Task requirements -> Where a line holds the word "Marketing", copy that line.

Material for this exercise ->
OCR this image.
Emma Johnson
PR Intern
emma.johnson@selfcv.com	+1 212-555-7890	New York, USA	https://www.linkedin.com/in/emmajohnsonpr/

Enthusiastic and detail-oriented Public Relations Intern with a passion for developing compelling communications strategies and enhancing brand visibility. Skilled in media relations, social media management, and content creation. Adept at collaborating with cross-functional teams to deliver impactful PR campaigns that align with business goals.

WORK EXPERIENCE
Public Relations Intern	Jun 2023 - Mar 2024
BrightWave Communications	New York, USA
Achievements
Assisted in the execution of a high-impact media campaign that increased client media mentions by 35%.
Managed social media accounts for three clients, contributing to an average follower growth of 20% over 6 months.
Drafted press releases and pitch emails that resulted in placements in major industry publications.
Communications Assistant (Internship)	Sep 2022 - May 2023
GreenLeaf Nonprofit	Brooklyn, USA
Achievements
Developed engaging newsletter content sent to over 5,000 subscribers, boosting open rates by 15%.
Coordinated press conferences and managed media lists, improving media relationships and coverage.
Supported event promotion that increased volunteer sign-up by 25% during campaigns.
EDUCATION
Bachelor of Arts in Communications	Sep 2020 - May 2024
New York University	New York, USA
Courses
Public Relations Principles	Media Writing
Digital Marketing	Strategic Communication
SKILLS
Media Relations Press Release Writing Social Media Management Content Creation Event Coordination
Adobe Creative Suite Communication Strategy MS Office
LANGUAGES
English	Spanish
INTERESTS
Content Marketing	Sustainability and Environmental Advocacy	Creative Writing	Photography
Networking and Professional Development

Response ->
Digital Marketing	Strategic Communication
Content Marketing	Sustainability and Environmental Advocacy	Creative Writing	Photography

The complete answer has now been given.